TASK REQUIREMENTS: Render the lines from the one containing "x-axis-flow-m3h-caption: wydajność <box>394" through the one containing "left-tick-label: 210 <box>14 490 36 505</box>", inclusive, as a JSON list of strings with one string per line.

-- Start MATERIAL --

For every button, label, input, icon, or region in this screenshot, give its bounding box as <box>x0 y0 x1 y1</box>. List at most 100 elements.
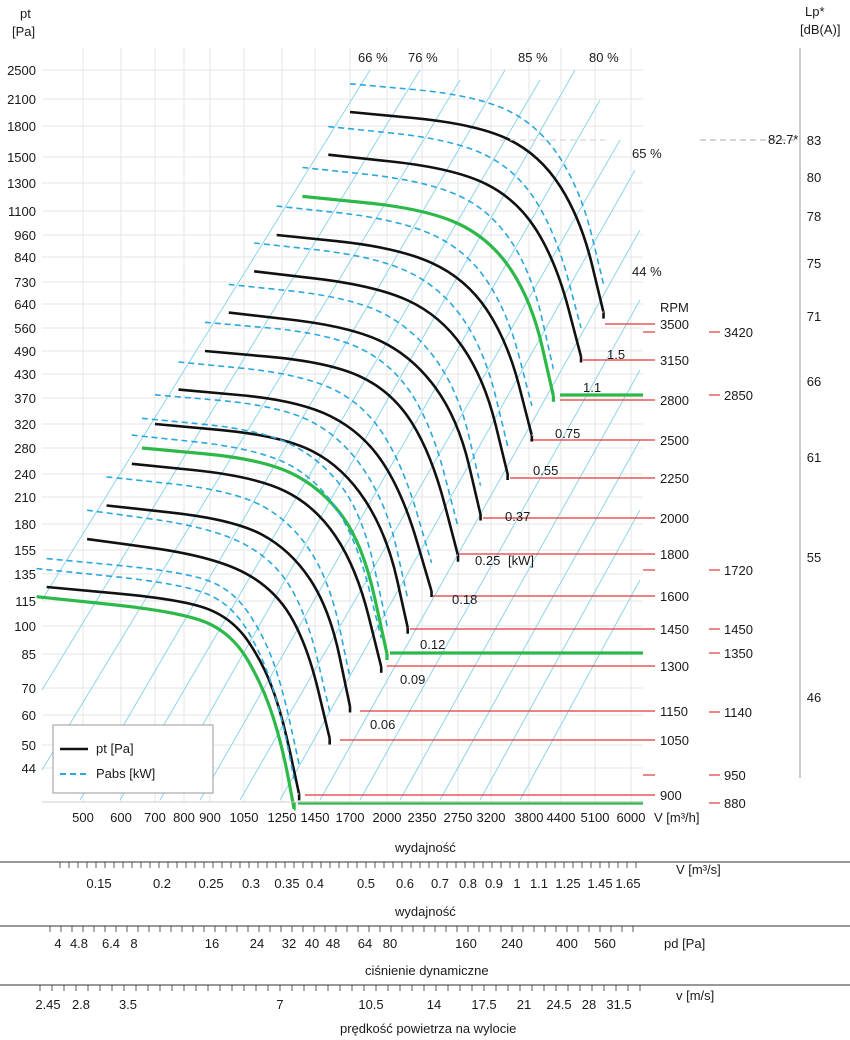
x-axis-flow-m3h-caption: wydajność <box>394 840 456 855</box>
rpm-right-label: 1450 <box>724 622 753 637</box>
x-axis-dynamic-pressure-unit: pd [Pa] <box>664 936 705 951</box>
left-tick-label: 210 <box>14 490 36 505</box>
x-tick-m3s: 0.8 <box>459 876 477 891</box>
efficiency-line <box>399 369 641 801</box>
left-tick-label: 1300 <box>7 176 36 191</box>
pabs-curve-3500 <box>349 83 605 286</box>
left-tick-label: 1500 <box>7 150 36 165</box>
power-unit: [kW] <box>508 553 534 568</box>
efficiency-line <box>41 79 461 771</box>
x-tick-pd: 80 <box>383 936 397 951</box>
x-tick-m3s: 0.4 <box>306 876 324 891</box>
left-tick-label: 85 <box>22 647 36 662</box>
power-label-0-12: 0.12 <box>420 637 445 652</box>
rpm-left-labels: 3500 3150 2800 2500 2250 2000 1800 1600 1450 1300… <box>660 317 689 803</box>
left-tick-label: 180 <box>14 517 36 532</box>
x-tick-pd: 64 <box>358 936 372 951</box>
left-axis-ticks: 2500 2100 1800 1500 1300 1100 960 840 730 640 560 4… <box>7 63 36 776</box>
legend-pt: pt [Pa] <box>96 741 134 756</box>
x-tick-m3s: 1.1 <box>530 876 548 891</box>
right-tick-label: 55 <box>807 550 821 565</box>
x-tick-pd: 32 <box>282 936 296 951</box>
x-tick-m3h: 6000 <box>617 810 646 825</box>
x-tick-velocity: 2.45 <box>35 997 60 1012</box>
efficiency-line <box>479 509 641 801</box>
x-tick-m3s: 1.25 <box>555 876 580 891</box>
power-label-1-5: 1.5 <box>607 347 625 362</box>
x-axis-flow-m3s-unit: V [m³/s] <box>676 862 721 877</box>
pt-curve-1050 <box>86 537 331 740</box>
x-axis-dynamic-pressure-ticks: 4 4.8 6.4 8 16 24 32 40 48 64 80 160 240 400 560 <box>49 926 634 951</box>
pt-curve-3500 <box>349 110 605 314</box>
x-axis-velocity-ticks: 2.45 2.8 3.5 7 10.5 14 17.5 21 24.5 28 31.5 <box>35 985 641 1012</box>
pabs-curve-880 <box>36 567 295 781</box>
left-tick-label: 840 <box>14 250 36 265</box>
right-tick-label: 71 <box>807 309 821 324</box>
x-axis-dynamic-pressure-caption: ciśnienie dynamiczne <box>365 963 489 978</box>
left-tick-label: 320 <box>14 417 36 432</box>
x-tick-m3s: 1.45 <box>587 876 612 891</box>
pabs-curve-3150 <box>328 125 582 329</box>
x-tick-m3s: 0.6 <box>396 876 414 891</box>
rpm-right-labels: 3420 2850 1720 1450 1350 1140 950 880 <box>709 325 753 811</box>
x-tick-pd: 4.8 <box>70 936 88 951</box>
x-tick-pd: 240 <box>501 936 523 951</box>
x-axis-flow-m3s-ticks: 0.15 0.2 0.25 0.3 0.35 0.4 0.5 0.6 0.7 0.8 0.9 1 1.1… <box>59 862 641 891</box>
rpm-left-label: 1450 <box>660 622 689 637</box>
right-tick-label: 66 <box>807 374 821 389</box>
pabs-curve-2800 <box>302 166 555 370</box>
pt-curve-2000 <box>228 311 482 516</box>
x-tick-velocity: 10.5 <box>358 997 383 1012</box>
pt-curve-2500 <box>276 233 534 437</box>
grid <box>42 48 643 802</box>
x-tick-pd: 16 <box>205 936 219 951</box>
x-tick-m3s: 0.25 <box>198 876 223 891</box>
rpm-left-label: 1150 <box>660 704 688 719</box>
pt-curve-1150 <box>106 504 352 708</box>
x-tick-m3h: 3800 <box>515 810 544 825</box>
x-tick-pd: 560 <box>594 936 616 951</box>
rpm-left-label: 1050 <box>660 733 689 748</box>
right-axis-unit: [dB(A)] <box>800 22 840 37</box>
pt-curve-880 <box>36 595 296 811</box>
pt-curve-2250 <box>253 270 509 476</box>
rpm-right-label: 1140 <box>724 705 752 720</box>
rpm-left-label: 2800 <box>660 393 689 408</box>
power-curves <box>36 83 605 781</box>
eff-label-44: 44 % <box>632 264 662 279</box>
efficiency-line <box>41 69 371 601</box>
left-tick-label: 44 <box>22 761 36 776</box>
rpm-left-label: 1600 <box>660 589 689 604</box>
left-tick-label: 240 <box>14 467 36 482</box>
pt-curve-2800 <box>302 194 555 397</box>
x-tick-pd: 160 <box>455 936 477 951</box>
left-tick-label: 1100 <box>8 204 36 219</box>
rpm-reference-lines <box>305 323 655 796</box>
x-axis-flow-m3h-ticks: 500 600 700 800 900 1050 1250 1450 1700 2000 2350 2… <box>72 810 645 825</box>
pabs-curve-1600 <box>178 361 433 564</box>
power-label-0-75: 0.75 <box>555 426 580 441</box>
x-tick-velocity: 31.5 <box>606 997 631 1012</box>
power-label-1-1: 1.1 <box>583 380 601 395</box>
left-tick-label: 960 <box>14 228 36 243</box>
x-tick-m3s: 0.35 <box>274 876 299 891</box>
x-axis-flow-m3s-caption: wydajność <box>394 904 456 919</box>
pabs-curve-1800 <box>204 321 459 528</box>
left-tick-label: 430 <box>14 367 36 382</box>
x-tick-m3h: 5100 <box>581 810 610 825</box>
x-tick-velocity: 14 <box>427 997 441 1012</box>
eff-label-85: 85 % <box>518 50 548 65</box>
pabs-curve-900 <box>46 557 300 766</box>
x-tick-velocity: 28 <box>582 997 596 1012</box>
x-tick-m3s: 0.3 <box>242 876 260 891</box>
left-tick-label: 490 <box>14 344 36 359</box>
power-label-0-09: 0.09 <box>400 672 425 687</box>
rpm-left-label: 2500 <box>660 433 689 448</box>
efficiency-line <box>239 139 621 801</box>
left-tick-label: 135 <box>14 567 36 582</box>
x-tick-pd: 6.4 <box>102 936 120 951</box>
x-tick-m3s: 0.15 <box>86 876 111 891</box>
left-tick-label: 60 <box>22 708 36 723</box>
left-tick-label: 370 <box>14 391 36 406</box>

-- End MATERIAL --

RESULT OF THE EXERCISE:
[
  "x-axis-flow-m3h-caption: wydajność <box>394 840 456 855</box>",
  "rpm-right-label: 1450 <box>724 622 753 637</box>",
  "x-axis-dynamic-pressure-unit: pd [Pa] <box>664 936 705 951</box>",
  "left-tick-label: 210 <box>14 490 36 505</box>"
]